(Document page transcript entries)
####

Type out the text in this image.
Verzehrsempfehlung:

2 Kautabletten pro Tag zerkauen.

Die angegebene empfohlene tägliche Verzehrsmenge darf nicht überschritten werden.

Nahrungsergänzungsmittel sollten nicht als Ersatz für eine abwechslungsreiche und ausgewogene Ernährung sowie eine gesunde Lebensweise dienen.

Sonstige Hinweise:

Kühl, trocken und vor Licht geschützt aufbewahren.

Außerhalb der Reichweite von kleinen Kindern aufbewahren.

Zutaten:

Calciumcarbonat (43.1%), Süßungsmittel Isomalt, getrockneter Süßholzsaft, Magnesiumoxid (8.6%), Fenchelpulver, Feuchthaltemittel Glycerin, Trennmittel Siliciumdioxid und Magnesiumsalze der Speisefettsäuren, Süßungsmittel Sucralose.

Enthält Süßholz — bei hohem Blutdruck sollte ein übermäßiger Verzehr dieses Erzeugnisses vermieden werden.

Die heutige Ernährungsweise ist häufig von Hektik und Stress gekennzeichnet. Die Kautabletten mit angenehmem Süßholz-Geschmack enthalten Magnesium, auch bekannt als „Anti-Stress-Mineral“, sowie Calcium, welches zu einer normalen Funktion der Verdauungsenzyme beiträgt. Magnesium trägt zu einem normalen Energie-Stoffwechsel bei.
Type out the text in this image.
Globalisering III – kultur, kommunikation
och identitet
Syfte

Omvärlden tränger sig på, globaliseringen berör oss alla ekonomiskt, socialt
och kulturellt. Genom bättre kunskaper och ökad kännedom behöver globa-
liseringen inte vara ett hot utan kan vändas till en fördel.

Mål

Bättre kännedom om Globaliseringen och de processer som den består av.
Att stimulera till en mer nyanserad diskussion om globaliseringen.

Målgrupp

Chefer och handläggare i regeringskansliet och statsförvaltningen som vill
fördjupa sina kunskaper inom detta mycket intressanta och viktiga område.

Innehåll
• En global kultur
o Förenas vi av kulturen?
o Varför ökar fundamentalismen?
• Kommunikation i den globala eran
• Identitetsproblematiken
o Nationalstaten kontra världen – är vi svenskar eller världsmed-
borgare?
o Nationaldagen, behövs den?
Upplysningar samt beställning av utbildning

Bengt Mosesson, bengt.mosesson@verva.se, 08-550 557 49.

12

####

#### Exercise
Each line above is to be reproduced exactly. Leave none out.

#### Output for this exercise
Type out the text in this image.
Verzehrsempfehlung:

2 Kautabletten pro Tag zerkauen.

Die angegebene empfohlene tägliche Verzehrsmenge darf nicht überschritten werden.

Nahrungsergänzungsmittel sollten nicht als Ersatz für eine abwechslungsreiche und ausgewogene Ernährung sowie eine gesunde Lebensweise dienen.

Sonstige Hinweise:

Kühl, trocken und vor Licht geschützt aufbewahren.

Außerhalb der Reichweite von kleinen Kindern aufbewahren.

Zutaten:

Calciumcarbonat (43.1%), Süßungsmittel Isomalt, getrockneter Süßholzsaft, Magnesiumoxid (8.6%), Fenchelpulver, Feuchthaltemittel Glycerin, Trennmittel Siliciumdioxid und Magnesiumsalze der Speisefettsäuren, Süßungsmittel Sucralose.

Enthält Süßholz — bei hohem Blutdruck sollte ein übermäßiger Verzehr dieses Erzeugnisses vermieden werden.

Die heutige Ernährungsweise ist häufig von Hektik und Stress gekennzeichnet. Die Kautabletten mit angenehmem Süßholz-Geschmack enthalten Magnesium, auch bekannt als „Anti-Stress-Mineral“, sowie Calcium, welches zu einer normalen Funktion der Verdauungsenzyme beiträgt. Magnesium trägt zu einem normalen Energie-Stoffwechsel bei.
Type out the text in this image.
Globalisering III – kultur, kommunikation
och identitet
Syfte

Omvärlden tränger sig på, globaliseringen berör oss alla ekonomiskt, socialt
och kulturellt. Genom bättre kunskaper och ökad kännedom behöver globa-
liseringen inte vara ett hot utan kan vändas till en fördel.

Mål

Bättre kännedom om Globaliseringen och de processer som den består av.
Att stimulera till en mer nyanserad diskussion om globaliseringen.

Målgrupp

Chefer och handläggare i regeringskansliet och statsförvaltningen som vill
fördjupa sina kunskaper inom detta mycket intressanta och viktiga område.

Innehåll
• En global kultur
o Förenas vi av kulturen?
o Varför ökar fundamentalismen?
• Kommunikation i den globala eran
• Identitetsproblematiken
o Nationalstaten kontra världen – är vi svenskar eller världsmed-
borgare?
o Nationaldagen, behövs den?
Upplysningar samt beställning av utbildning

Bengt Mosesson, bengt.mosesson@verva.se, 08-550 557 49.

12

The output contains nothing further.